_What is asked:_ Locate the lines that hold the string "ratio". Copy every such line.

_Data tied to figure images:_
==*==

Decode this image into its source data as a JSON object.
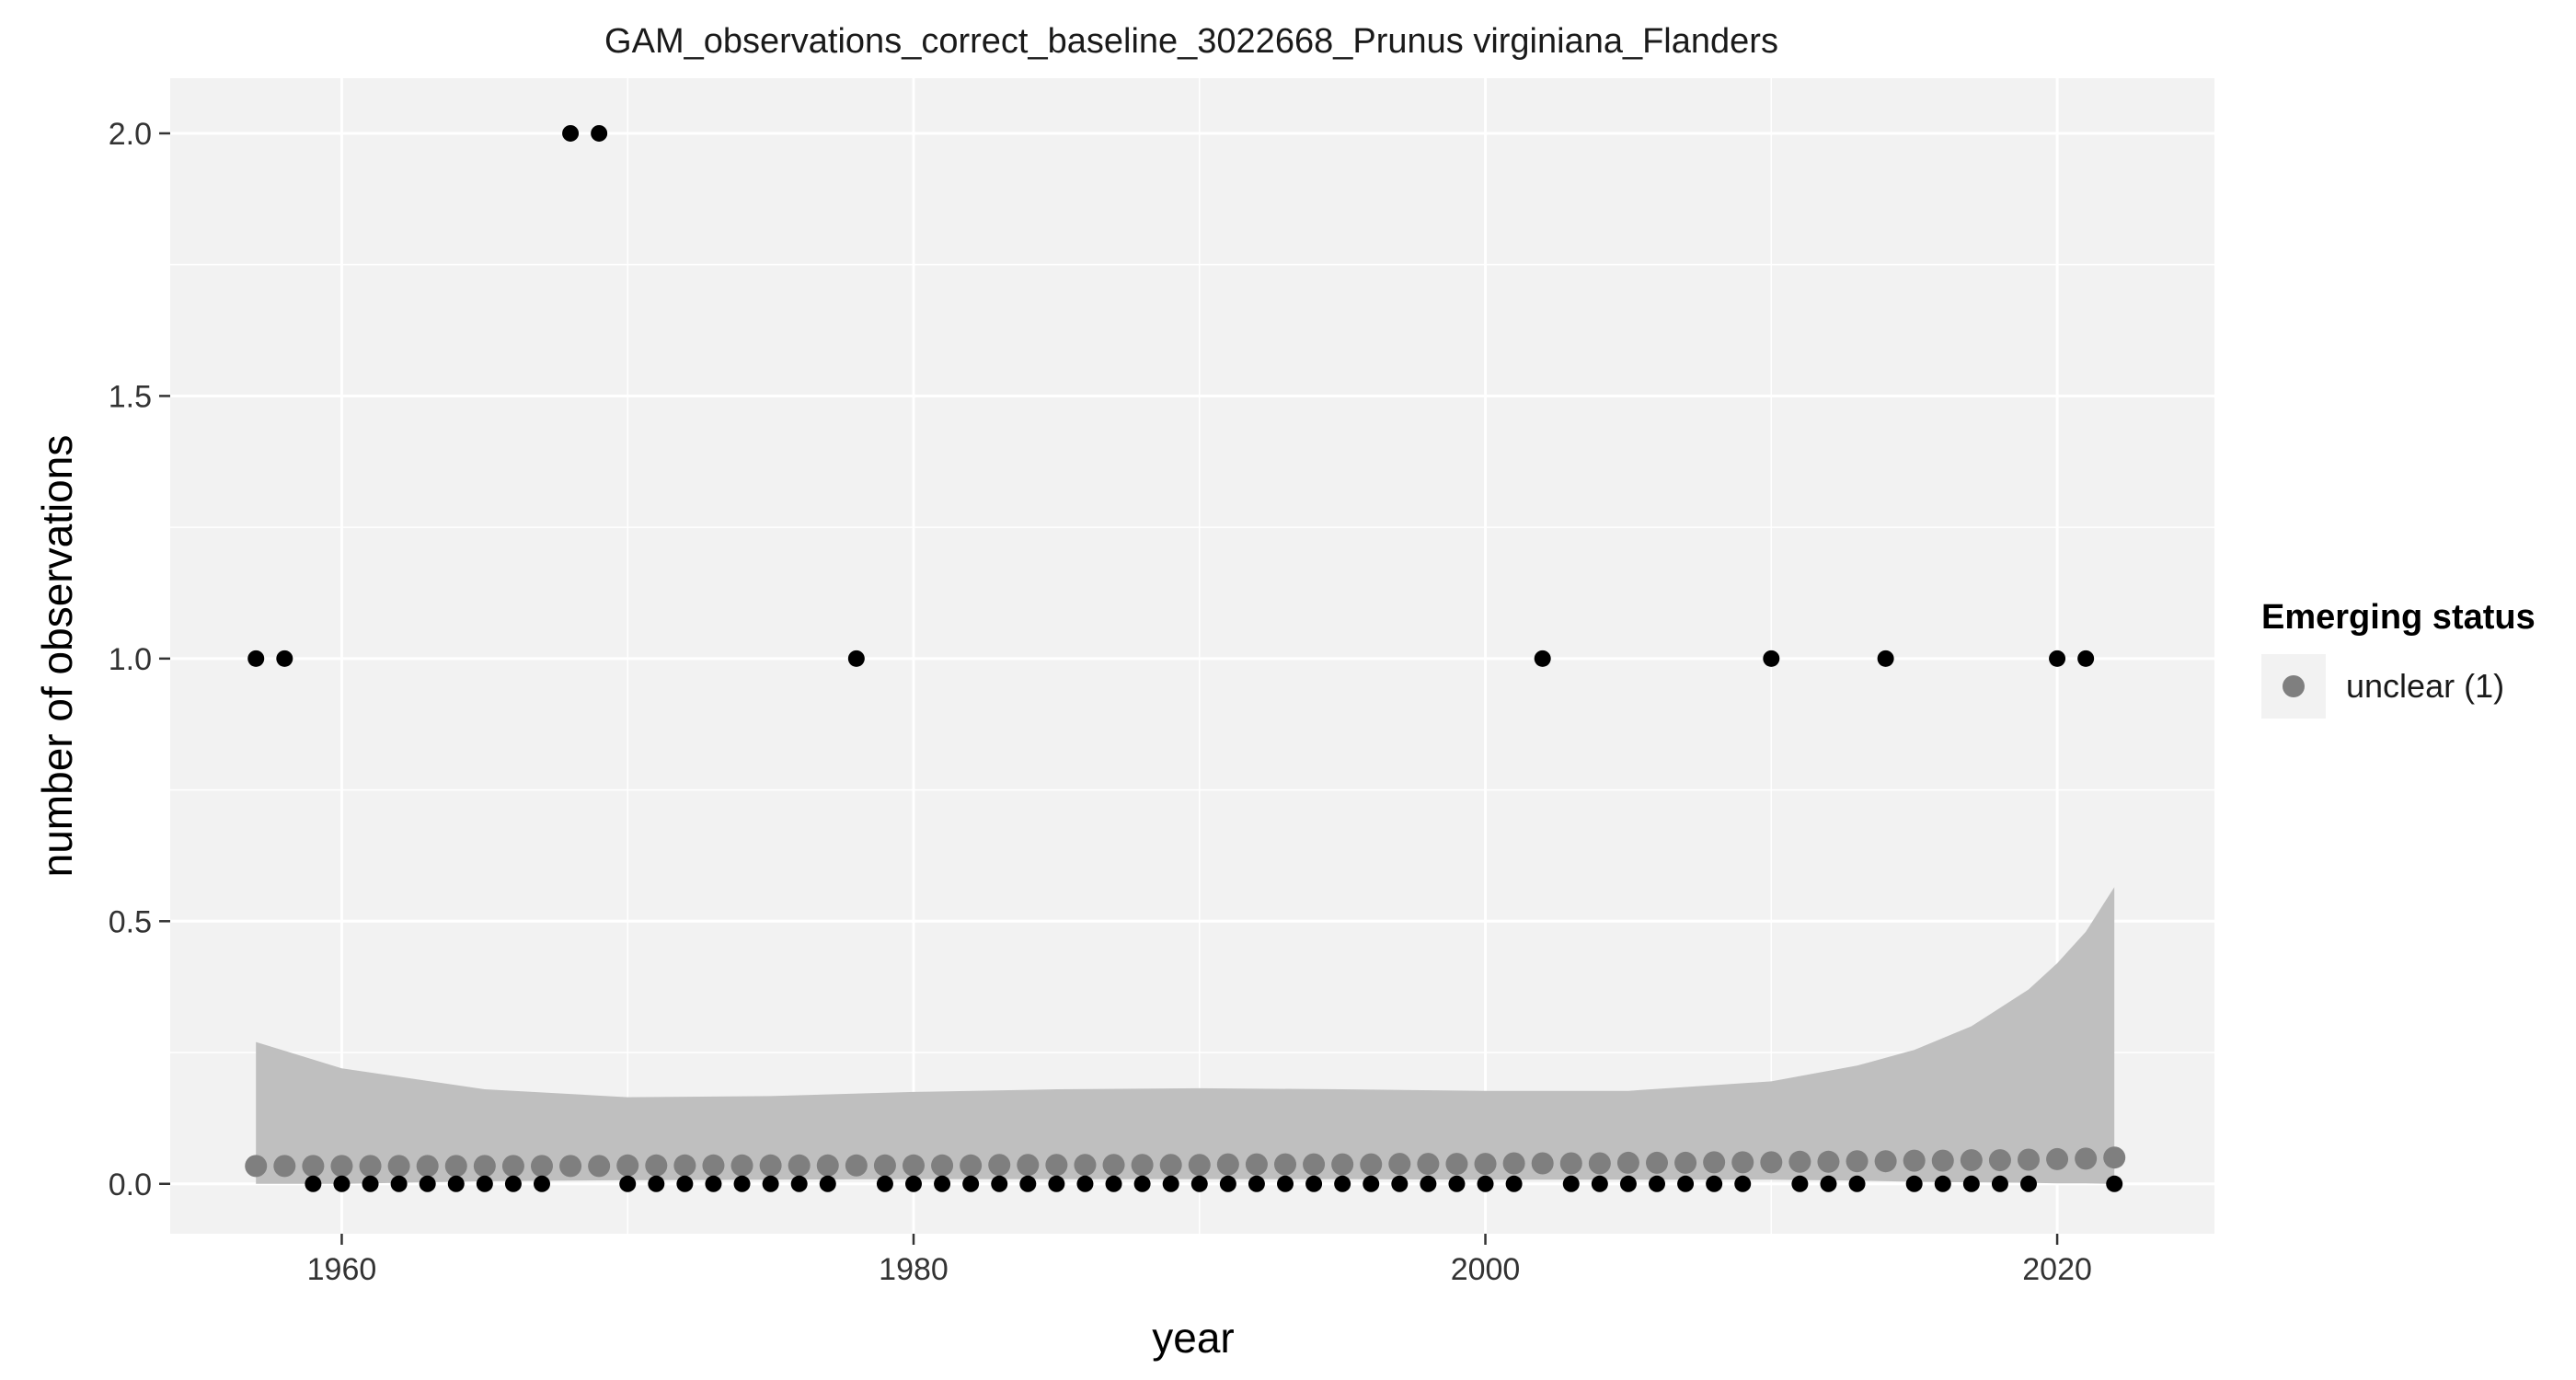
{
  "chart_data": {
    "type": "scatter",
    "title": "GAM_observations_correct_baseline_3022668_Prunus virginiana_Flanders",
    "xlabel": "year",
    "ylabel": "number of observations",
    "xlim": [
      1954,
      2025.5
    ],
    "ylim": [
      -0.095,
      2.105
    ],
    "x_ticks": [
      1960,
      1980,
      2000,
      2020
    ],
    "x_tick_labels": [
      "1960",
      "1980",
      "2000",
      "2020"
    ],
    "y_ticks": [
      0,
      0.5,
      1,
      1.5,
      2
    ],
    "y_tick_labels": [
      "0.0",
      "0.5",
      "1.0",
      "1.5",
      "2.0"
    ],
    "grid": true,
    "legend": {
      "title": "Emerging status",
      "position": "right",
      "entries": [
        {
          "label": "unclear (1)",
          "color": "#7f7f7f"
        }
      ]
    },
    "colors": {
      "panel": "#f2f2f2",
      "grid": "#ffffff",
      "observed_points": "#000000",
      "fit_points": "#7f7f7f",
      "ribbon": "#bfbfbf"
    },
    "observed": {
      "x": [
        1957,
        1958,
        1959,
        1960,
        1961,
        1962,
        1963,
        1964,
        1965,
        1966,
        1967,
        1968,
        1969,
        1970,
        1971,
        1972,
        1973,
        1974,
        1975,
        1976,
        1977,
        1978,
        1979,
        1980,
        1981,
        1982,
        1983,
        1984,
        1985,
        1986,
        1987,
        1988,
        1989,
        1990,
        1991,
        1992,
        1993,
        1994,
        1995,
        1996,
        1997,
        1998,
        1999,
        2000,
        2001,
        2002,
        2003,
        2004,
        2005,
        2006,
        2007,
        2008,
        2009,
        2010,
        2011,
        2012,
        2013,
        2014,
        2015,
        2016,
        2017,
        2018,
        2019,
        2020,
        2021,
        2022
      ],
      "y": [
        1,
        1,
        0,
        0,
        0,
        0,
        0,
        0,
        0,
        0,
        0,
        2,
        2,
        0,
        0,
        0,
        0,
        0,
        0,
        0,
        0,
        1,
        0,
        0,
        0,
        0,
        0,
        0,
        0,
        0,
        0,
        0,
        0,
        0,
        0,
        0,
        0,
        0,
        0,
        0,
        0,
        0,
        0,
        0,
        0,
        1,
        0,
        0,
        0,
        0,
        0,
        0,
        0,
        1,
        0,
        0,
        0,
        1,
        0,
        0,
        0,
        0,
        0,
        1,
        1,
        0
      ]
    },
    "fit": {
      "x": [
        1957,
        1958,
        1959,
        1960,
        1961,
        1962,
        1963,
        1964,
        1965,
        1966,
        1967,
        1968,
        1969,
        1970,
        1971,
        1972,
        1973,
        1974,
        1975,
        1976,
        1977,
        1978,
        1979,
        1980,
        1981,
        1982,
        1983,
        1984,
        1985,
        1986,
        1987,
        1988,
        1989,
        1990,
        1991,
        1992,
        1993,
        1994,
        1995,
        1996,
        1997,
        1998,
        1999,
        2000,
        2001,
        2002,
        2003,
        2004,
        2005,
        2006,
        2007,
        2008,
        2009,
        2010,
        2011,
        2012,
        2013,
        2014,
        2015,
        2016,
        2017,
        2018,
        2019,
        2020,
        2021,
        2022
      ],
      "y": [
        0.034,
        0.034,
        0.034,
        0.034,
        0.034,
        0.034,
        0.034,
        0.034,
        0.034,
        0.034,
        0.034,
        0.034,
        0.034,
        0.035,
        0.035,
        0.035,
        0.035,
        0.035,
        0.035,
        0.035,
        0.035,
        0.035,
        0.035,
        0.035,
        0.035,
        0.035,
        0.036,
        0.036,
        0.036,
        0.036,
        0.036,
        0.036,
        0.036,
        0.036,
        0.037,
        0.037,
        0.037,
        0.037,
        0.037,
        0.037,
        0.038,
        0.038,
        0.038,
        0.038,
        0.039,
        0.039,
        0.039,
        0.039,
        0.04,
        0.04,
        0.04,
        0.041,
        0.041,
        0.041,
        0.042,
        0.042,
        0.043,
        0.043,
        0.044,
        0.044,
        0.045,
        0.045,
        0.046,
        0.047,
        0.048,
        0.05
      ]
    },
    "ribbon": {
      "x": [
        1957,
        1960,
        1965,
        1970,
        1975,
        1980,
        1985,
        1990,
        1995,
        2000,
        2005,
        2010,
        2013,
        2015,
        2017,
        2019,
        2020,
        2021,
        2022
      ],
      "upper": [
        0.27,
        0.22,
        0.18,
        0.165,
        0.167,
        0.175,
        0.18,
        0.182,
        0.18,
        0.177,
        0.177,
        0.195,
        0.225,
        0.255,
        0.3,
        0.37,
        0.42,
        0.48,
        0.565
      ],
      "lower": [
        0.0,
        0.0,
        0.005,
        0.007,
        0.008,
        0.009,
        0.009,
        0.009,
        0.009,
        0.008,
        0.008,
        0.008,
        0.006,
        0.004,
        0.003,
        0.002,
        0.001,
        0.001,
        0.0
      ]
    }
  }
}
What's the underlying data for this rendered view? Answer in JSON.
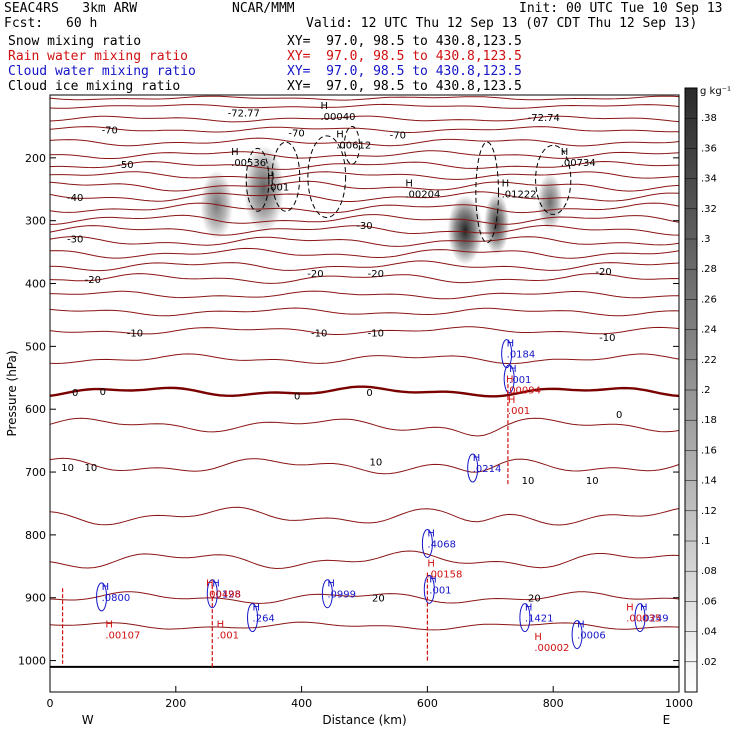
{
  "header": {
    "model": "SEAC4RS   3km ARW",
    "org": "NCAR/MMM",
    "init": "Init: 00 UTC Tue 10 Sep 13",
    "fcst_label": "Fcst:",
    "fcst_value": "60 h",
    "valid": "Valid: 12 UTC Thu 12 Sep 13 (07 CDT Thu 12 Sep 13)",
    "fields": [
      {
        "name": "Snow mixing ratio",
        "xy": "XY=  97.0, 98.5 to 430.8,123.5",
        "color": "#000000"
      },
      {
        "name": "Rain water mixing ratio",
        "xy": "XY=  97.0, 98.5 to 430.8,123.5",
        "color": "#d01010"
      },
      {
        "name": "Cloud water mixing ratio",
        "xy": "XY=  97.0, 98.5 to 430.8,123.5",
        "color": "#1515c8"
      },
      {
        "name": "Cloud ice mixing ratio",
        "xy": "XY=  97.0, 98.5 to 430.8,123.5",
        "color": "#000000"
      }
    ]
  },
  "chart_data": {
    "type": "cross-section",
    "xlabel": "Distance (km)",
    "ylabel": "Pressure (hPa)",
    "xlim": [
      0,
      1000
    ],
    "ylim": [
      1050,
      100
    ],
    "x_ticks": [
      0,
      200,
      400,
      600,
      800,
      1000
    ],
    "y_ticks": [
      1000,
      900,
      800,
      700,
      600,
      500,
      400,
      300,
      200
    ],
    "x_end_labels": {
      "left": "W",
      "right": "E"
    },
    "colorbar": {
      "unit": "g kg⁻¹",
      "ticks": [
        ".02",
        ".04",
        ".06",
        ".08",
        ".1",
        ".12",
        ".14",
        ".16",
        ".18",
        ".2",
        ".22",
        ".24",
        ".26",
        ".28",
        ".3",
        ".32",
        ".34",
        ".36",
        ".38"
      ],
      "ticks_dark_from": 14
    },
    "temperature_contours": {
      "color": "#8b1515",
      "zero_color": "#7a0000",
      "labels": [
        {
          "t": "-72.77",
          "x": 308,
          "p": 128
        },
        {
          "t": "-72.74",
          "x": 785,
          "p": 135
        },
        {
          "t": "-70",
          "x": 95,
          "p": 155
        },
        {
          "t": "-70",
          "x": 392,
          "p": 160
        },
        {
          "t": "-70",
          "x": 553,
          "p": 163
        },
        {
          "t": "-50",
          "x": 120,
          "p": 210
        },
        {
          "t": "-40",
          "x": 40,
          "p": 262
        },
        {
          "t": "-30",
          "x": 40,
          "p": 328
        },
        {
          "t": "-30",
          "x": 500,
          "p": 307
        },
        {
          "t": "-20",
          "x": 68,
          "p": 393
        },
        {
          "t": "-20",
          "x": 422,
          "p": 383
        },
        {
          "t": "-20",
          "x": 518,
          "p": 383
        },
        {
          "t": "-20",
          "x": 880,
          "p": 380
        },
        {
          "t": "-10",
          "x": 135,
          "p": 478
        },
        {
          "t": "-10",
          "x": 428,
          "p": 478
        },
        {
          "t": "-10",
          "x": 518,
          "p": 478
        },
        {
          "t": "-10",
          "x": 886,
          "p": 485
        },
        {
          "t": "0",
          "x": 40,
          "p": 573
        },
        {
          "t": "0",
          "x": 84,
          "p": 571
        },
        {
          "t": "0",
          "x": 393,
          "p": 578
        },
        {
          "t": "0",
          "x": 508,
          "p": 573
        },
        {
          "t": "0",
          "x": 905,
          "p": 608
        },
        {
          "t": "10",
          "x": 28,
          "p": 692
        },
        {
          "t": "10",
          "x": 65,
          "p": 692
        },
        {
          "t": "10",
          "x": 518,
          "p": 683
        },
        {
          "t": "10",
          "x": 760,
          "p": 713
        },
        {
          "t": "10",
          "x": 862,
          "p": 713
        },
        {
          "t": "20",
          "x": 522,
          "p": 900
        },
        {
          "t": "20",
          "x": 770,
          "p": 900
        }
      ]
    },
    "snow_maxima": [
      {
        "label": ".00536",
        "x": 288,
        "p": 213
      },
      {
        "label": ".001",
        "x": 345,
        "p": 252
      },
      {
        "label": ".00612",
        "x": 455,
        "p": 185
      },
      {
        "label": ".00204",
        "x": 565,
        "p": 263
      },
      {
        "label": ".01222",
        "x": 718,
        "p": 263
      },
      {
        "label": ".00734",
        "x": 812,
        "p": 213
      },
      {
        "label": ".00040",
        "x": 430,
        "p": 140
      }
    ],
    "snow_shading": [
      {
        "x": 265,
        "p": 275,
        "rx": 26,
        "rp": 55,
        "q": 0.22
      },
      {
        "x": 340,
        "p": 250,
        "rx": 32,
        "rp": 70,
        "q": 0.26
      },
      {
        "x": 660,
        "p": 315,
        "rx": 28,
        "rp": 55,
        "q": 0.36
      },
      {
        "x": 710,
        "p": 305,
        "rx": 20,
        "rp": 50,
        "q": 0.32
      },
      {
        "x": 795,
        "p": 270,
        "rx": 20,
        "rp": 45,
        "q": 0.24
      }
    ],
    "cloud_water_maxima": [
      {
        "label": ".0800",
        "x": 82,
        "p": 905
      },
      {
        "label": ".0128",
        "x": 258,
        "p": 900
      },
      {
        "label": ".264",
        "x": 322,
        "p": 938
      },
      {
        "label": ".0999",
        "x": 441,
        "p": 900
      },
      {
        "label": ".4068",
        "x": 600,
        "p": 820
      },
      {
        "label": ".001",
        "x": 603,
        "p": 893
      },
      {
        "label": ".0214",
        "x": 672,
        "p": 700
      },
      {
        "label": ".0184",
        "x": 726,
        "p": 518
      },
      {
        "label": ".001",
        "x": 730,
        "p": 558
      },
      {
        "label": ".1421",
        "x": 755,
        "p": 938
      },
      {
        "label": ".0006",
        "x": 838,
        "p": 965
      },
      {
        "label": ".0249",
        "x": 938,
        "p": 938
      }
    ],
    "rain_maxima": [
      {
        "label": ".00107",
        "x": 88,
        "p": 965
      },
      {
        "label": ".00498",
        "x": 248,
        "p": 900
      },
      {
        "label": ".001",
        "x": 265,
        "p": 965
      },
      {
        "label": ".00158",
        "x": 600,
        "p": 868
      },
      {
        "label": ".00094",
        "x": 725,
        "p": 575
      },
      {
        "label": ".001",
        "x": 728,
        "p": 608
      },
      {
        "label": ".00002",
        "x": 770,
        "p": 985
      },
      {
        "label": ".00035",
        "x": 916,
        "p": 938
      }
    ]
  }
}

==*==

_Completed task:_
        "name": "Snow mixing ratio",
        "name": "Rain water mixing ratio",
        "name": "Cloud water mixing ratio",
        "name": "Cloud ice mixing ratio",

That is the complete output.